REQUIREMENTS
Pick out every line of the entries below where "series" occurs, and copy those lines.

WORKING DATA
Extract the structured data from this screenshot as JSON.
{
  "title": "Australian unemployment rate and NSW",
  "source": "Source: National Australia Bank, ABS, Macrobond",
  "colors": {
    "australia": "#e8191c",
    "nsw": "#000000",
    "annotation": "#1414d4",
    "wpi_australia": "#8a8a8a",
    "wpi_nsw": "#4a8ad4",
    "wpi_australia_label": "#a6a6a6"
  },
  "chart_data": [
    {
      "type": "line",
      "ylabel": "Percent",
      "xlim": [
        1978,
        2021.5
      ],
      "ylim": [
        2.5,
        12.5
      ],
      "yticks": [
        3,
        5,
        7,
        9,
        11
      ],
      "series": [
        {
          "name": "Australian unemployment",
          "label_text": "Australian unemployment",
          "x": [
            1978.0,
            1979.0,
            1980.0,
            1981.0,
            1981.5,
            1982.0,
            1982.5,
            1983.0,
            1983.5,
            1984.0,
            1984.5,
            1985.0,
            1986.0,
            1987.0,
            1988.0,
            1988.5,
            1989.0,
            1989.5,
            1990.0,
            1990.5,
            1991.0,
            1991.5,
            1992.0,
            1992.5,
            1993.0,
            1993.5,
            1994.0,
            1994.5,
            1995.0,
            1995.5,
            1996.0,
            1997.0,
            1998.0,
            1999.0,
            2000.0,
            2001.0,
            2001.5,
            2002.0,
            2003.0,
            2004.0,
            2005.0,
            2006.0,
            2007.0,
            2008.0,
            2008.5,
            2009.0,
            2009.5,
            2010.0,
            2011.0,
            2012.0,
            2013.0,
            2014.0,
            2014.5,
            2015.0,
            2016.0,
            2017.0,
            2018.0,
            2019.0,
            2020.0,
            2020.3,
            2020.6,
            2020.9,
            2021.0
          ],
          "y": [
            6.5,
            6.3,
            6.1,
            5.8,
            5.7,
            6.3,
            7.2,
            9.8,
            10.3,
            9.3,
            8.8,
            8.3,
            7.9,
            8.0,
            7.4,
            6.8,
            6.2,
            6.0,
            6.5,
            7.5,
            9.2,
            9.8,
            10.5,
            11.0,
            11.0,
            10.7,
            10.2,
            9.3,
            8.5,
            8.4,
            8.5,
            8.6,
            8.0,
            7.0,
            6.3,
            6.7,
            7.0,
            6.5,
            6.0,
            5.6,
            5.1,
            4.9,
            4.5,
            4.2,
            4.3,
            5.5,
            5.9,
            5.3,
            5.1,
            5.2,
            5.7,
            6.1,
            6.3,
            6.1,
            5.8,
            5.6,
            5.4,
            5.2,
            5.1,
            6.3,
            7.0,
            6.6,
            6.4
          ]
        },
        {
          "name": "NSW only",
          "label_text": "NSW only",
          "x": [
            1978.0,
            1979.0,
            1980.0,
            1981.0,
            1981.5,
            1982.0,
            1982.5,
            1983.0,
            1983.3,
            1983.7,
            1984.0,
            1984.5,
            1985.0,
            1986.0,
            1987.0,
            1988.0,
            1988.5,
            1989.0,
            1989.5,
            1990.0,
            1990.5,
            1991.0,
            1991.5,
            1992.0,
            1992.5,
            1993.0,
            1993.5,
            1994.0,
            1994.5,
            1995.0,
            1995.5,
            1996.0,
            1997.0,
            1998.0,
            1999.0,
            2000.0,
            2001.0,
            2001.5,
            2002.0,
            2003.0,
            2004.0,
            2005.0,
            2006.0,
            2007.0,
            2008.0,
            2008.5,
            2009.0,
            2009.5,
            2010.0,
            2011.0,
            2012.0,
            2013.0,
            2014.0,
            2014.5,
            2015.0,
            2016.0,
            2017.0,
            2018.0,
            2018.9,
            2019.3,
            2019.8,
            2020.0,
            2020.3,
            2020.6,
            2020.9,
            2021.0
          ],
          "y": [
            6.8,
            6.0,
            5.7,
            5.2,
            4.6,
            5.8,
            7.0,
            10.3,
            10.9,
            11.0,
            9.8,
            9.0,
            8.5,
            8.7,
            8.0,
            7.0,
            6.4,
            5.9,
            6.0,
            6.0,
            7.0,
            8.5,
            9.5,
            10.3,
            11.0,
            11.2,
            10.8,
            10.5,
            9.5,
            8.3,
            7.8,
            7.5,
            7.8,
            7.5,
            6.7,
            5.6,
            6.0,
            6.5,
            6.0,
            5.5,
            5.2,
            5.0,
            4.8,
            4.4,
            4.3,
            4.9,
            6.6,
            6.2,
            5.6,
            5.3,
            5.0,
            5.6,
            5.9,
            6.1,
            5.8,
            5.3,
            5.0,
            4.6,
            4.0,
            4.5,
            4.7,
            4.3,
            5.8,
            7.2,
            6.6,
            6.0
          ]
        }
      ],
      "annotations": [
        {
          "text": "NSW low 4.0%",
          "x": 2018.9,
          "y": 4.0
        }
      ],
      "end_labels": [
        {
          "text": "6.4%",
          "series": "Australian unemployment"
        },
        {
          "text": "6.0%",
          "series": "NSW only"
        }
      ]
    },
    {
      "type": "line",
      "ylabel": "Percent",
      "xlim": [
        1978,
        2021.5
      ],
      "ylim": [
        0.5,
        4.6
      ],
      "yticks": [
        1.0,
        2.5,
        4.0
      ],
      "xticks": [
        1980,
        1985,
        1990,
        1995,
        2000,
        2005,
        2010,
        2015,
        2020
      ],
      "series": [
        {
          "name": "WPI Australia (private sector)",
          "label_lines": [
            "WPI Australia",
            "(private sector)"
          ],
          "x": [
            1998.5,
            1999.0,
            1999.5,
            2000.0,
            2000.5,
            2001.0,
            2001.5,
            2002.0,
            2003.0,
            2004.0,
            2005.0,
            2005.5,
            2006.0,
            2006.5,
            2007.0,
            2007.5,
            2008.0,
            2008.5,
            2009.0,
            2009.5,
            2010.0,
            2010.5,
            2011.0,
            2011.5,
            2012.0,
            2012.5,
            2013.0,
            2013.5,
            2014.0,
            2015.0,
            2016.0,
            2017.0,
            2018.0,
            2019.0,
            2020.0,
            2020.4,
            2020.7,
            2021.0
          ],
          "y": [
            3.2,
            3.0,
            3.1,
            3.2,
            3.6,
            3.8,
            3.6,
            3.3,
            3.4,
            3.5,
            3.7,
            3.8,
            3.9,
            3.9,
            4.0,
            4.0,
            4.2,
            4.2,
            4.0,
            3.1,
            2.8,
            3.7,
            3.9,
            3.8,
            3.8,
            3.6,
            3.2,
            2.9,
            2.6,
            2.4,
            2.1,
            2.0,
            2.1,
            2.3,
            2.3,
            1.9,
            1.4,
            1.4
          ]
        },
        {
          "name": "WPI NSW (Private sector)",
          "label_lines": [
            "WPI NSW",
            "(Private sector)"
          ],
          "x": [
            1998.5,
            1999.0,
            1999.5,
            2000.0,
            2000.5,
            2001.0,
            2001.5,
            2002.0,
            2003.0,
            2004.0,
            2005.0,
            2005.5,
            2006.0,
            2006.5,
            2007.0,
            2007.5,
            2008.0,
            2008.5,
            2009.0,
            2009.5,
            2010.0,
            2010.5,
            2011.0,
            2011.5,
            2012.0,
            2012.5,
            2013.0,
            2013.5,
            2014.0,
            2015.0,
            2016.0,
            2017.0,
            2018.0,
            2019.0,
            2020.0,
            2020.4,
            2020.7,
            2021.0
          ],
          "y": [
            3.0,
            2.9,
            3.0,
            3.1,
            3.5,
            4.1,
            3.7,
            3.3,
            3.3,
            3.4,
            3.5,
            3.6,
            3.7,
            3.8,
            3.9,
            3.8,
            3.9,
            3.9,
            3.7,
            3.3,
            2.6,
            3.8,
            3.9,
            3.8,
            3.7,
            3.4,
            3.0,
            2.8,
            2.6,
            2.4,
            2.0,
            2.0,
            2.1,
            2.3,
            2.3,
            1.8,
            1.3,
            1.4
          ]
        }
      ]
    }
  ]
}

OUTPUT FOR THIS EXERCISE
      "series": [
          "series": "Australian unemployment"
          "series": "NSW only"
      "series": [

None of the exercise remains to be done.